= THE EXERCISE =
Rewrite every line of the records below as one numbered list, omitting blank lines and leaving the pictures out.
-- start PROVIDED ENTRIES --
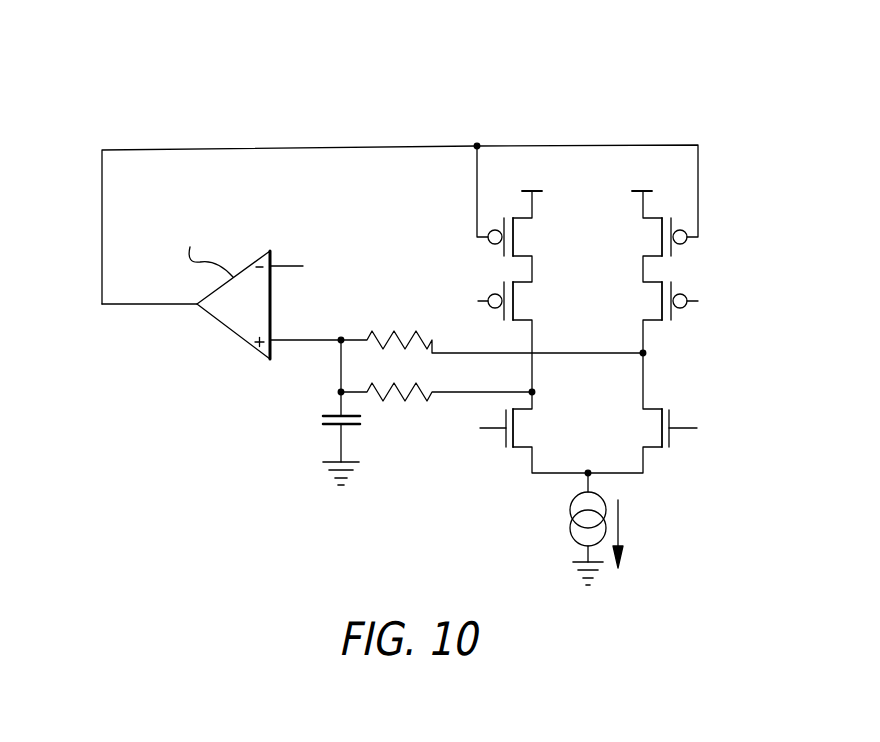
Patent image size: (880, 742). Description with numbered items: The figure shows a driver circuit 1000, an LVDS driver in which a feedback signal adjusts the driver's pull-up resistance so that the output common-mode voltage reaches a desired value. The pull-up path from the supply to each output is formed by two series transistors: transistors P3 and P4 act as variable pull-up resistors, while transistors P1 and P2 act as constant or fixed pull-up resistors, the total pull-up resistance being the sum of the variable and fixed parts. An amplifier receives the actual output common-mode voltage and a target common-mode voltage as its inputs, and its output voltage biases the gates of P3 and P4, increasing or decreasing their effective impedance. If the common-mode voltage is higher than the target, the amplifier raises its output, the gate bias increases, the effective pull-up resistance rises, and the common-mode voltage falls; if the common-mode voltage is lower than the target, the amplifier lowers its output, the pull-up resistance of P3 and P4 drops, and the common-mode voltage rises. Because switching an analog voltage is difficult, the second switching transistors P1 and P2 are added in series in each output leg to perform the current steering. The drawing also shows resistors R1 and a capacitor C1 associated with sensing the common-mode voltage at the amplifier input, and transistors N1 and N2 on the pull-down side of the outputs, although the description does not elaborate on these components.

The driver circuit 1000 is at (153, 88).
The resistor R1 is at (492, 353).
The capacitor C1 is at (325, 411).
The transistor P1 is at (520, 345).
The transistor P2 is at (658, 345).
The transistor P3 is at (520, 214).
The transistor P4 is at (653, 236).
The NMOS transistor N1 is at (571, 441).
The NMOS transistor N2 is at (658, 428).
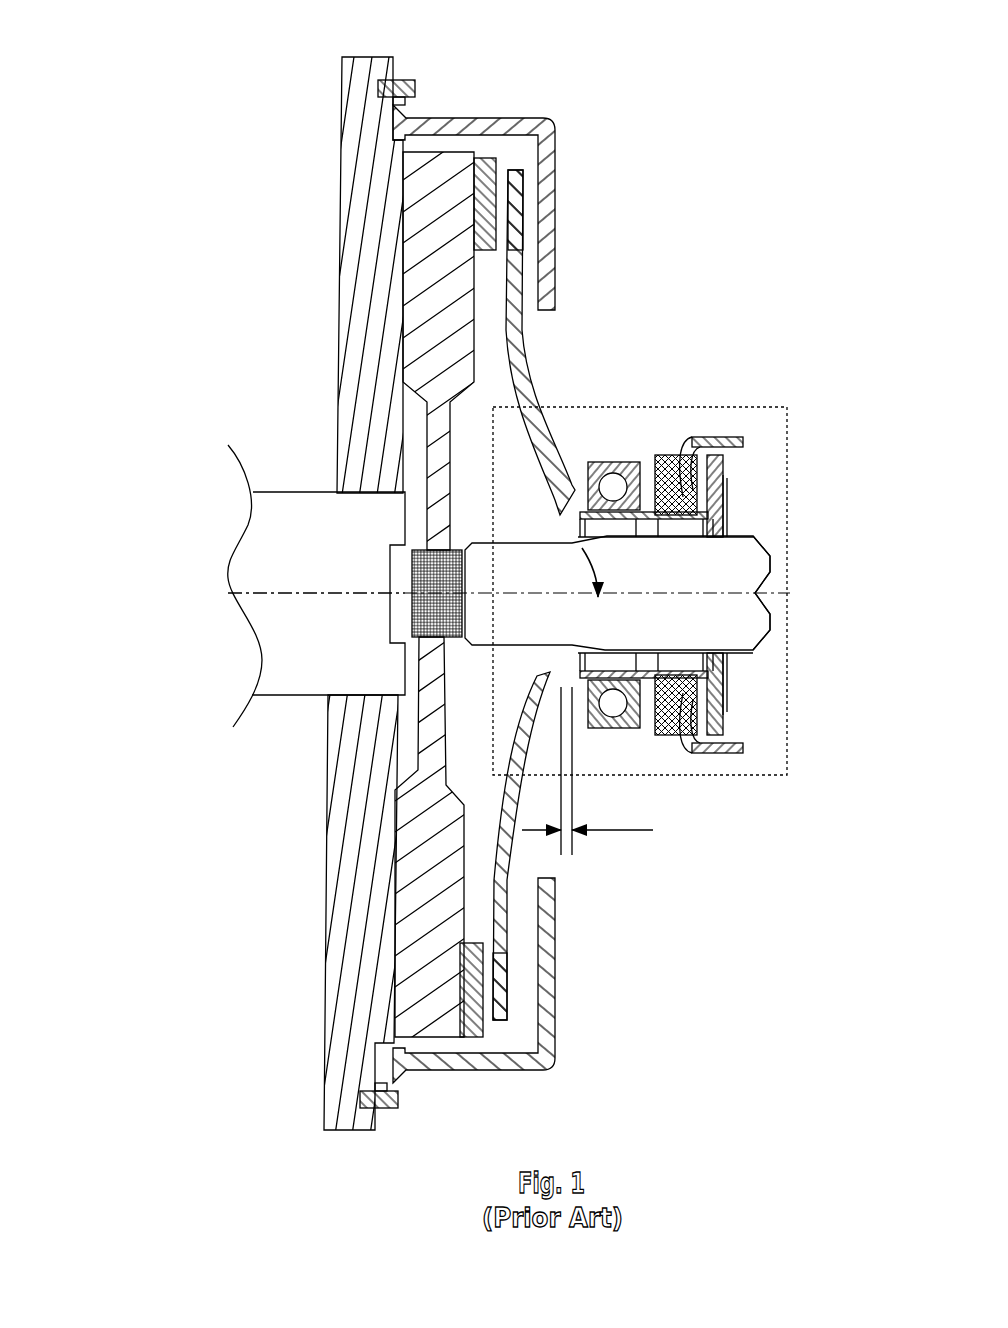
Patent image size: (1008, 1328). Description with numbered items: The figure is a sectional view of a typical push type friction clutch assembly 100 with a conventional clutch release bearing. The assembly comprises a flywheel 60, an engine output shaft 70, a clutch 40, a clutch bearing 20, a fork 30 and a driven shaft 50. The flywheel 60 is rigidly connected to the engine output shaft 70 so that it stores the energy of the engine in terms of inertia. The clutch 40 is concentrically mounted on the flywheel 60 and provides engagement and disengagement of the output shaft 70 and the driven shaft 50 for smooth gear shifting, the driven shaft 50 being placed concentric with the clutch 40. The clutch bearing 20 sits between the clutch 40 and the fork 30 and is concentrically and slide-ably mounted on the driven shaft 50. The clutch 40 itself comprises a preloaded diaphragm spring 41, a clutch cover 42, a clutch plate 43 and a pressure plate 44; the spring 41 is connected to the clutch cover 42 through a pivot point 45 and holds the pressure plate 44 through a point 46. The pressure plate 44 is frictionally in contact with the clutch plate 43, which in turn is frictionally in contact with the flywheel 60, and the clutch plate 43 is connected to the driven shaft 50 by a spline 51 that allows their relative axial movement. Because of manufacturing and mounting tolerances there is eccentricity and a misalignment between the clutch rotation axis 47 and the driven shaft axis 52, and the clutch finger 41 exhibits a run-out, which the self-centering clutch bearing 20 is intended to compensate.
-- end PROVIDED ENTRIES --
= CORRECT ANSWER =
1. Patent image size: (880, 742). Description with numbered items: The figure shows a driver circuit 1000, an LVDS driver in which a feedback signal adjusts the driver's pull-up resistance so that the output common-mode voltage reaches a desired value. The pull-up path from the supply to each output is formed by two series transistors: transistors P3 and P4 act as variable pull-up resistors, while transistors P1 and P2 act as constant or fixed pull-up resistors, the total pull-up resistance being the sum of the variable and fixed parts. An amplifier receives the actual output common-mode voltage and a target common-mode voltage as its inputs, and its output voltage biases the gates of P3 and P4, increasing or decreasing their effective impedance. If the common-mode voltage is higher than the target, the amplifier raises its output, the gate bias increases, the effective pull-up resistance rises, and the common-mode voltage falls; if the common-mode voltage is lower than the target, the amplifier lowers its output, the pull-up resistance of P3 and P4 drops, and the common-mode voltage rises. Because switching an analog voltage is difficult, the second switching transistors P1 and P2 are added in series in each output leg to perform the current steering. The drawing also shows resistors R1 and a capacitor C1 associated with sensing the common-mode voltage at the amplifier input, and transistors N1 and N2 on the pull-down side of the outputs, although the description does not elaborate on these components.
2. The driver circuit 1000 is at (153, 88).
3. The resistor R1 is at (492, 353).
4. The capacitor C1 is at (325, 411).
5. The transistor P1 is at (520, 345).
6. The transistor P2 is at (658, 345).
7. The transistor P3 is at (520, 214).
8. The transistor P4 is at (653, 236).
9. The NMOS transistor N1 is at (571, 441).
10. The NMOS transistor N2 is at (658, 428).
11. Patent image size: (1008, 1328). Description with numbered items: The figure is a sectional view of a typical push type friction clutch assembly 100 with a conventional clutch release bearing. The assembly comprises a flywheel 60, an engine output shaft 70, a clutch 40, a clutch bearing 20, a fork 30 and a driven shaft 50. The flywheel 60 is rigidly connected to the engine output shaft 70 so that it stores the energy of the engine in terms of inertia. The clutch 40 is concentrically mounted on the flywheel 60 and provides engagement and disengagement of the output shaft 70 and the driven shaft 50 for smooth gear shifting, the driven shaft 50 being placed concentric with the clutch 40. The clutch bearing 20 sits between the clutch 40 and the fork 30 and is concentrically and slide-ably mounted on the driven shaft 50. The clutch 40 itself comprises a preloaded diaphragm spring 41, a clutch cover 42, a clutch plate 43 and a pressure plate 44; the spring 41 is connected to the clutch cover 42 through a pivot point 45 and holds the pressure plate 44 through a point 46. The pressure plate 44 is frictionally in contact with the clutch plate 43, which in turn is frictionally in contact with the flywheel 60, and the clutch plate 43 is connected to the driven shaft 50 by a spline 51 that allows their relative axial movement. Because of manufacturing and mounting tolerances there is eccentricity and a misalignment between the clutch rotation axis 47 and the driven shaft axis 52, and the clutch finger 41 exhibits a run-out, which the self-centering clutch bearing 20 is intended to compensate.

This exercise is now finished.